----- Records for the exercise -----
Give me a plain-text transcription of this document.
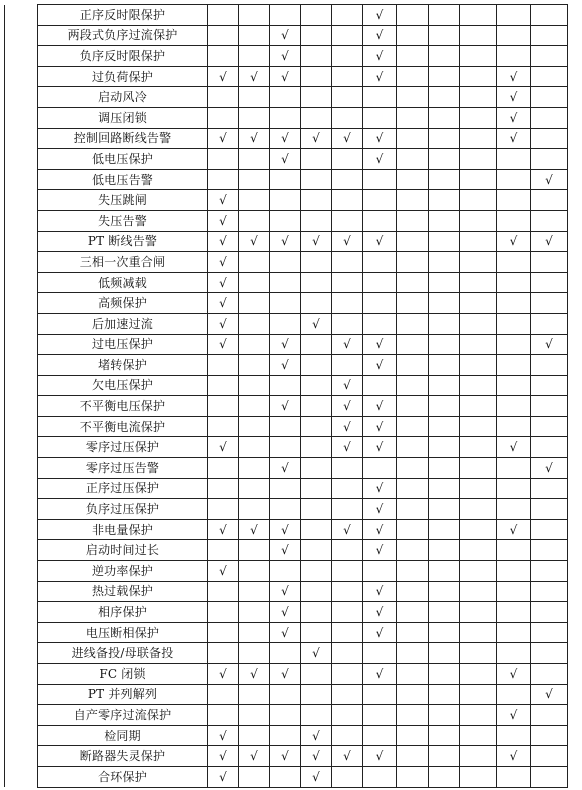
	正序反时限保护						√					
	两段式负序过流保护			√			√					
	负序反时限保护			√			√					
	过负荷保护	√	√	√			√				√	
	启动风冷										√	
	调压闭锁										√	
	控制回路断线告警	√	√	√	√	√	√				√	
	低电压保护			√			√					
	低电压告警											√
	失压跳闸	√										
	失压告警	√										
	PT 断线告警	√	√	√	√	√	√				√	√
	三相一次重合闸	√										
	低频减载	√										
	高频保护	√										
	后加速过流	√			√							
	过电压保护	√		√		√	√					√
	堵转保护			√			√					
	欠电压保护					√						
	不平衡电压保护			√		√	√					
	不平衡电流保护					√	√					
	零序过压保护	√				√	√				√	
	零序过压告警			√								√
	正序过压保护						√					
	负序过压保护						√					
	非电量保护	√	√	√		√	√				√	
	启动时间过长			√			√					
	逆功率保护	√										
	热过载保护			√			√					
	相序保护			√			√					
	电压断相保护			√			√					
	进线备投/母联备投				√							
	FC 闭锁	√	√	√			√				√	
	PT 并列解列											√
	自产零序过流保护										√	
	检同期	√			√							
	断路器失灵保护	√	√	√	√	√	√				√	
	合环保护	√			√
-----
Aim
Above are the records; reproduce them exactly and leave out the pictures.

Full solution
Give me a plain-text transcription of this document.
	正序反时限保护						√					
	两段式负序过流保护			√			√					
	负序反时限保护			√			√					
	过负荷保护	√	√	√			√				√	
	启动风冷										√	
	调压闭锁										√	
	控制回路断线告警	√	√	√	√	√	√				√	
	低电压保护			√			√					
	低电压告警											√
	失压跳闸	√										
	失压告警	√										
	PT 断线告警	√	√	√	√	√	√				√	√
	三相一次重合闸	√										
	低频减载	√										
	高频保护	√										
	后加速过流	√			√							
	过电压保护	√		√		√	√					√
	堵转保护			√			√					
	欠电压保护					√						
	不平衡电压保护			√		√	√					
	不平衡电流保护					√	√					
	零序过压保护	√				√	√				√	
	零序过压告警			√								√
	正序过压保护						√					
	负序过压保护						√					
	非电量保护	√	√	√		√	√				√	
	启动时间过长			√			√					
	逆功率保护	√										
	热过载保护			√			√					
	相序保护			√			√					
	电压断相保护			√			√					
	进线备投/母联备投				√							
	FC 闭锁	√	√	√			√				√	
	PT 并列解列											√
	自产零序过流保护										√	
	检同期	√			√							
	断路器失灵保护	√	√	√	√	√	√				√	
	合环保护	√			√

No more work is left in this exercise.